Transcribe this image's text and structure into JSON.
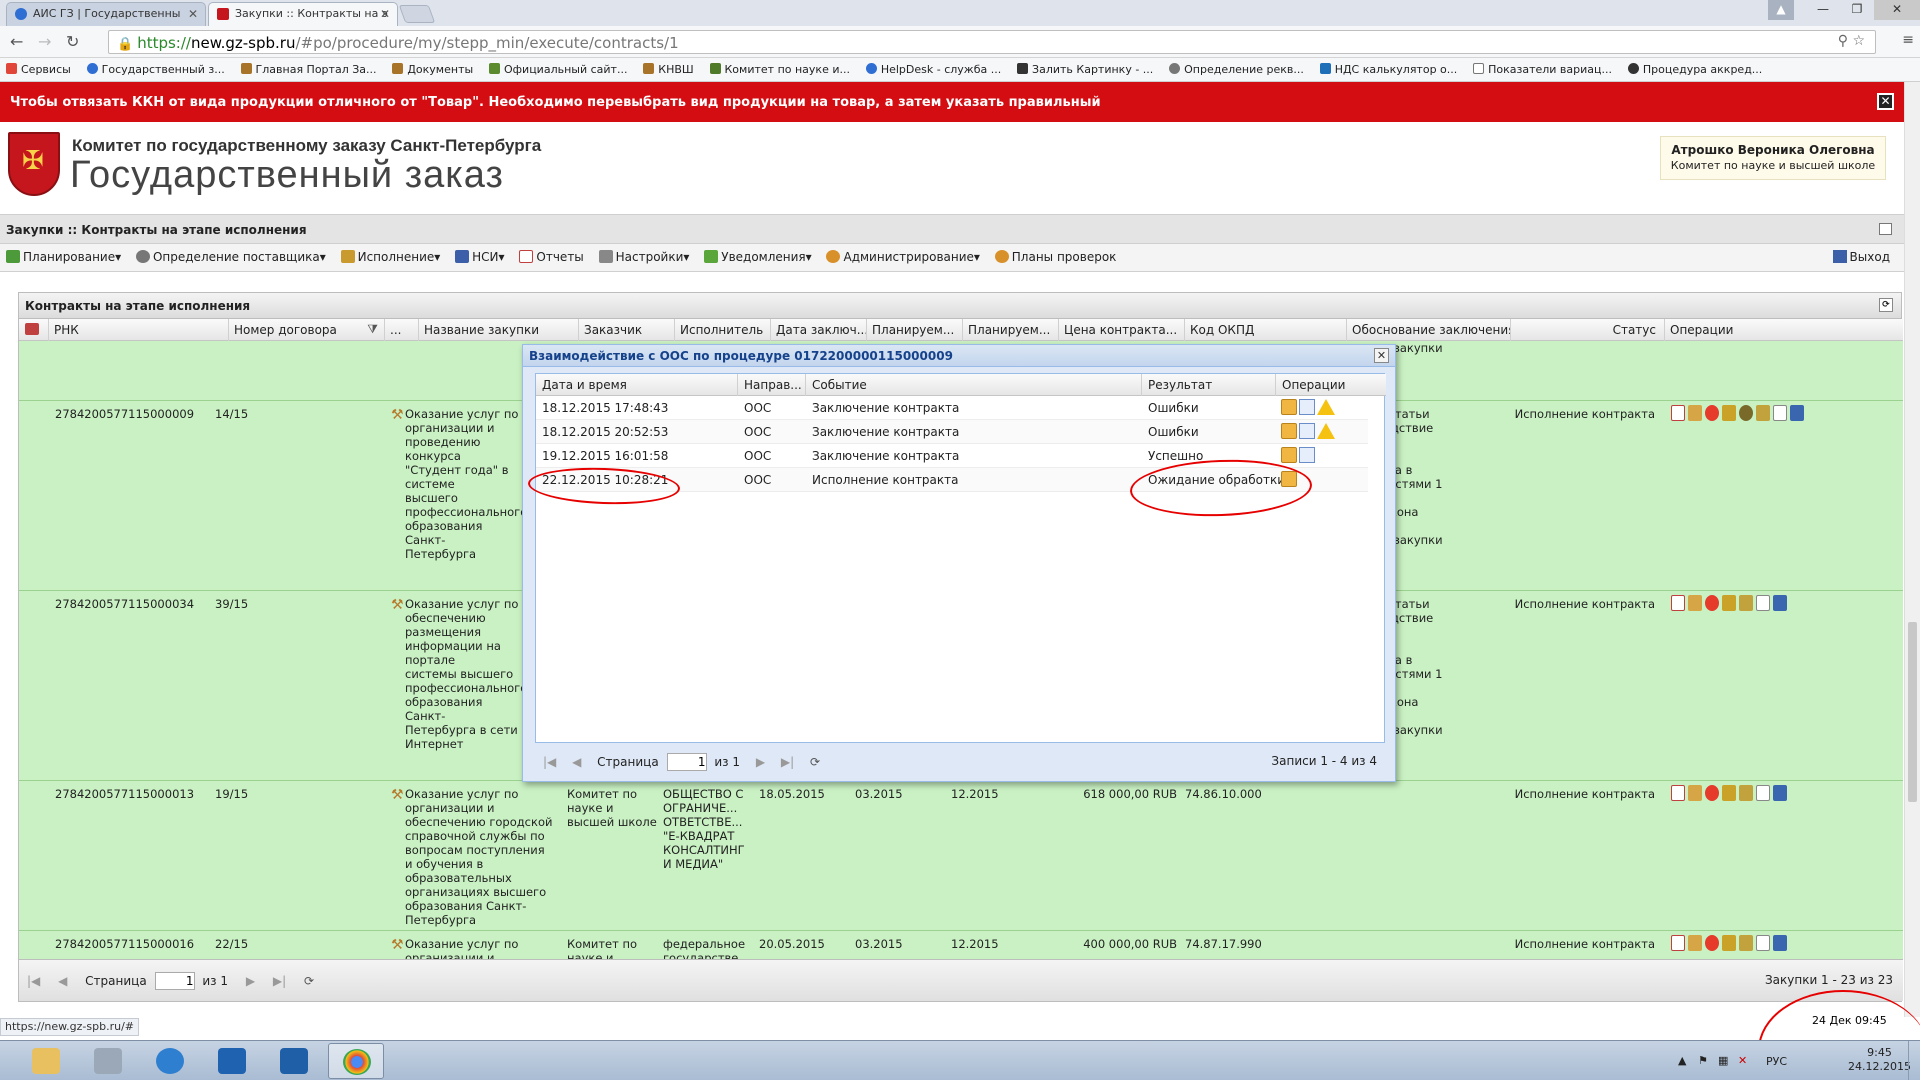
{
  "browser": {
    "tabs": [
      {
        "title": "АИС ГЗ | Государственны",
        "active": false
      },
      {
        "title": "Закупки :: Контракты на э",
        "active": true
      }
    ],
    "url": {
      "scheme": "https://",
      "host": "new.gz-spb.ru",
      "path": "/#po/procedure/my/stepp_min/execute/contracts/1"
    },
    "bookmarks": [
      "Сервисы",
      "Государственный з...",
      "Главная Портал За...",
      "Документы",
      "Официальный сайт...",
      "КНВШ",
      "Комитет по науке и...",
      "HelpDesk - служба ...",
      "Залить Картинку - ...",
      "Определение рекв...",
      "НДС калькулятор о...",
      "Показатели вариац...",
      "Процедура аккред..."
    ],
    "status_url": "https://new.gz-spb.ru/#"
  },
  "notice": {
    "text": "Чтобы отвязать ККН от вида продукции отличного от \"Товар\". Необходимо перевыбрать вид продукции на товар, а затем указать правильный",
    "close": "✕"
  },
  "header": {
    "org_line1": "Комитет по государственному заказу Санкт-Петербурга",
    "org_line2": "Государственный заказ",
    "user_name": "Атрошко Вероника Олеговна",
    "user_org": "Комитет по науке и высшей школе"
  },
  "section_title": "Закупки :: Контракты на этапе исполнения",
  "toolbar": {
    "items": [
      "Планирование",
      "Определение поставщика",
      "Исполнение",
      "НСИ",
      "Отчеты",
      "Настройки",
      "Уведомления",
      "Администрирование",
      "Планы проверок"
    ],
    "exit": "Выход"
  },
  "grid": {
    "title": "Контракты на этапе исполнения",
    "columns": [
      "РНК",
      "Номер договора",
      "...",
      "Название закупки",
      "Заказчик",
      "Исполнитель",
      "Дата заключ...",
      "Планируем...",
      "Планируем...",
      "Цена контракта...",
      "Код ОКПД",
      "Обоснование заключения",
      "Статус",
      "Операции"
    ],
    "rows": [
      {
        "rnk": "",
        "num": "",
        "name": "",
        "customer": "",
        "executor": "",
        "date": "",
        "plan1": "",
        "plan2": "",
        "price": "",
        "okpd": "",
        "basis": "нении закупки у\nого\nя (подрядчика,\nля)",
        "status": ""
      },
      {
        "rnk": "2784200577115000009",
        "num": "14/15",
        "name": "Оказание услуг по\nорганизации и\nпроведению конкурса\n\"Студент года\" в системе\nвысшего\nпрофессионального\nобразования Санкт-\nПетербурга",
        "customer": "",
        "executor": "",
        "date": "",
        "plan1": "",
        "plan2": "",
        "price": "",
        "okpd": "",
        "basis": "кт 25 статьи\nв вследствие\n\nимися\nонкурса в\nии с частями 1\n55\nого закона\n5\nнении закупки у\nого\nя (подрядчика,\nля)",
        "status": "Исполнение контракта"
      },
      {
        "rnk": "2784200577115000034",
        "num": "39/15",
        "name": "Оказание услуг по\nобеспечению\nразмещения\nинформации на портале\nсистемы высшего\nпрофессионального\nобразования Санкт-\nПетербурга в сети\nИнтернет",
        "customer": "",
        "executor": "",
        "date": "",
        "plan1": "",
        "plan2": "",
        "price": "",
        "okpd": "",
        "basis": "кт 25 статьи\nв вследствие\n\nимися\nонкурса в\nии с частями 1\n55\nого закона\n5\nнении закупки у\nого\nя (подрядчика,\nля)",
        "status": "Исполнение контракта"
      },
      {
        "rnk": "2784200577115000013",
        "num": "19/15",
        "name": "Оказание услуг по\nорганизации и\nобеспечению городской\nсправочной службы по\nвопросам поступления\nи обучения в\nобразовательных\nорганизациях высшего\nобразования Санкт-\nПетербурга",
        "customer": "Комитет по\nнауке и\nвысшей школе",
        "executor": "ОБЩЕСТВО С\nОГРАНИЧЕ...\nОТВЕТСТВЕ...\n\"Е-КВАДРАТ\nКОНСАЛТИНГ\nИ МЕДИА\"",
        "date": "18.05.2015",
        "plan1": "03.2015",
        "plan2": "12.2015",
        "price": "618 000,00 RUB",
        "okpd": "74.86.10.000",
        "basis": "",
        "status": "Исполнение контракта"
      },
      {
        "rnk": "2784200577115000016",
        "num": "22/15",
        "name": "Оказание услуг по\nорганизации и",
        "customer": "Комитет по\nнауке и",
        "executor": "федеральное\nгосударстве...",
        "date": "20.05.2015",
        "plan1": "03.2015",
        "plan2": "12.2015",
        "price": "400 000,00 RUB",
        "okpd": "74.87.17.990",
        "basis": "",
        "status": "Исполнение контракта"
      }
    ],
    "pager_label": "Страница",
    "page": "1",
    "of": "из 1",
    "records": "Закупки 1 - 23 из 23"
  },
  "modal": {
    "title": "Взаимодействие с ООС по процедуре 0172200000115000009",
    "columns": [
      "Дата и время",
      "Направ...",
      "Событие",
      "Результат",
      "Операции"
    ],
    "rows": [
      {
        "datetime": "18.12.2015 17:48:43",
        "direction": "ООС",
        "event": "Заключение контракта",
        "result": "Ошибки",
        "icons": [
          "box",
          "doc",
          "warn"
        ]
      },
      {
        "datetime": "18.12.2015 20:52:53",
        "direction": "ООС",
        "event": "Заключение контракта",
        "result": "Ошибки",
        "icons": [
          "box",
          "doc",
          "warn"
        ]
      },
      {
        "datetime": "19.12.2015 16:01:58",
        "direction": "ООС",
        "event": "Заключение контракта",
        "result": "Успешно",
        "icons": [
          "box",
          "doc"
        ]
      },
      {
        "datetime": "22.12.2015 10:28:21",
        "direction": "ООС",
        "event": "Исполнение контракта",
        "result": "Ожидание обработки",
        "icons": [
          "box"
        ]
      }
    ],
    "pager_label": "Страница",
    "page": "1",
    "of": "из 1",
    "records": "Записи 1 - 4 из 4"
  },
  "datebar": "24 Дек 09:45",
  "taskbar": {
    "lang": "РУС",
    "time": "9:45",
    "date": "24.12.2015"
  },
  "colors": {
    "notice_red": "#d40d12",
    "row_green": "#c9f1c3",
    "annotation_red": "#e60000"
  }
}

Written instruction → Images should not appear in the copy; retype the listing above exactly.

Output for this exercise →
Transcribe this image's text and structure into JSON.
{
  "browser": {
    "tabs": [
      {
        "title": "АИС ГЗ | Государственны",
        "active": false
      },
      {
        "title": "Закупки :: Контракты на э",
        "active": true
      }
    ],
    "url": {
      "scheme": "https://",
      "host": "new.gz-spb.ru",
      "path": "/#po/procedure/my/stepp_min/execute/contracts/1"
    },
    "bookmarks": [
      "Сервисы",
      "Государственный з...",
      "Главная Портал За...",
      "Документы",
      "Официальный сайт...",
      "КНВШ",
      "Комитет по науке и...",
      "HelpDesk - служба ...",
      "Залить Картинку - ...",
      "Определение рекв...",
      "НДС калькулятор о...",
      "Показатели вариац...",
      "Процедура аккред..."
    ],
    "status_url": "https://new.gz-spb.ru/#"
  },
  "notice": {
    "text": "Чтобы отвязать ККН от вида продукции отличного от \"Товар\". Необходимо перевыбрать вид продукции на товар, а затем указать правильный",
    "close": "✕"
  },
  "header": {
    "org_line1": "Комитет по государственному заказу Санкт-Петербурга",
    "org_line2": "Государственный заказ",
    "user_name": "Атрошко Вероника Олеговна",
    "user_org": "Комитет по науке и высшей школе"
  },
  "section_title": "Закупки :: Контракты на этапе исполнения",
  "toolbar": {
    "items": [
      "Планирование",
      "Определение поставщика",
      "Исполнение",
      "НСИ",
      "Отчеты",
      "Настройки",
      "Уведомления",
      "Администрирование",
      "Планы проверок"
    ],
    "exit": "Выход"
  },
  "grid": {
    "title": "Контракты на этапе исполнения",
    "columns": [
      "РНК",
      "Номер договора",
      "...",
      "Название закупки",
      "Заказчик",
      "Исполнитель",
      "Дата заключ...",
      "Планируем...",
      "Планируем...",
      "Цена контракта...",
      "Код ОКПД",
      "Обоснование заключения",
      "Статус",
      "Операции"
    ],
    "rows": [
      {
        "rnk": "",
        "num": "",
        "name": "",
        "customer": "",
        "executor": "",
        "date": "",
        "plan1": "",
        "plan2": "",
        "price": "",
        "okpd": "",
        "basis": "нении закупки у\nого\nя (подрядчика,\nля)",
        "status": ""
      },
      {
        "rnk": "2784200577115000009",
        "num": "14/15",
        "name": "Оказание услуг по\nорганизации и\nпроведению конкурса\n\"Студент года\" в системе\nвысшего\nпрофессионального\nобразования Санкт-\nПетербурга",
        "customer": "",
        "executor": "",
        "date": "",
        "plan1": "",
        "plan2": "",
        "price": "",
        "okpd": "",
        "basis": "кт 25 статьи\nв вследствие\n\nимися\nонкурса в\nии с частями 1\n55\nого закона\n5\nнении закупки у\nого\nя (подрядчика,\nля)",
        "status": "Исполнение контракта"
      },
      {
        "rnk": "2784200577115000034",
        "num": "39/15",
        "name": "Оказание услуг по\nобеспечению\nразмещения\nинформации на портале\nсистемы высшего\nпрофессионального\nобразования Санкт-\nПетербурга в сети\nИнтернет",
        "customer": "",
        "executor": "",
        "date": "",
        "plan1": "",
        "plan2": "",
        "price": "",
        "okpd": "",
        "basis": "кт 25 статьи\nв вследствие\n\nимися\nонкурса в\nии с частями 1\n55\nого закона\n5\nнении закупки у\nого\nя (подрядчика,\nля)",
        "status": "Исполнение контракта"
      },
      {
        "rnk": "2784200577115000013",
        "num": "19/15",
        "name": "Оказание услуг по\nорганизации и\nобеспечению городской\nсправочной службы по\nвопросам поступления\nи обучения в\nобразовательных\nорганизациях высшего\nобразования Санкт-\nПетербурга",
        "customer": "Комитет по\nнауке и\nвысшей школе",
        "executor": "ОБЩЕСТВО С\nОГРАНИЧЕ...\nОТВЕТСТВЕ...\n\"Е-КВАДРАТ\nКОНСАЛТИНГ\nИ МЕДИА\"",
        "date": "18.05.2015",
        "plan1": "03.2015",
        "plan2": "12.2015",
        "price": "618 000,00 RUB",
        "okpd": "74.86.10.000",
        "basis": "",
        "status": "Исполнение контракта"
      },
      {
        "rnk": "2784200577115000016",
        "num": "22/15",
        "name": "Оказание услуг по\nорганизации и",
        "customer": "Комитет по\nнауке и",
        "executor": "федеральное\nгосударстве...",
        "date": "20.05.2015",
        "plan1": "03.2015",
        "plan2": "12.2015",
        "price": "400 000,00 RUB",
        "okpd": "74.87.17.990",
        "basis": "",
        "status": "Исполнение контракта"
      }
    ],
    "pager_label": "Страница",
    "page": "1",
    "of": "из 1",
    "records": "Закупки 1 - 23 из 23"
  },
  "modal": {
    "title": "Взаимодействие с ООС по процедуре 0172200000115000009",
    "columns": [
      "Дата и время",
      "Направ...",
      "Событие",
      "Результат",
      "Операции"
    ],
    "rows": [
      {
        "datetime": "18.12.2015 17:48:43",
        "direction": "ООС",
        "event": "Заключение контракта",
        "result": "Ошибки",
        "icons": [
          "box",
          "doc",
          "warn"
        ]
      },
      {
        "datetime": "18.12.2015 20:52:53",
        "direction": "ООС",
        "event": "Заключение контракта",
        "result": "Ошибки",
        "icons": [
          "box",
          "doc",
          "warn"
        ]
      },
      {
        "datetime": "19.12.2015 16:01:58",
        "direction": "ООС",
        "event": "Заключение контракта",
        "result": "Успешно",
        "icons": [
          "box",
          "doc"
        ]
      },
      {
        "datetime": "22.12.2015 10:28:21",
        "direction": "ООС",
        "event": "Исполнение контракта",
        "result": "Ожидание обработки",
        "icons": [
          "box"
        ]
      }
    ],
    "pager_label": "Страница",
    "page": "1",
    "of": "из 1",
    "records": "Записи 1 - 4 из 4"
  },
  "datebar": "24 Дек 09:45",
  "taskbar": {
    "lang": "РУС",
    "time": "9:45",
    "date": "24.12.2015"
  },
  "colors": {
    "notice_red": "#d40d12",
    "row_green": "#c9f1c3",
    "annotation_red": "#e60000"
  }
}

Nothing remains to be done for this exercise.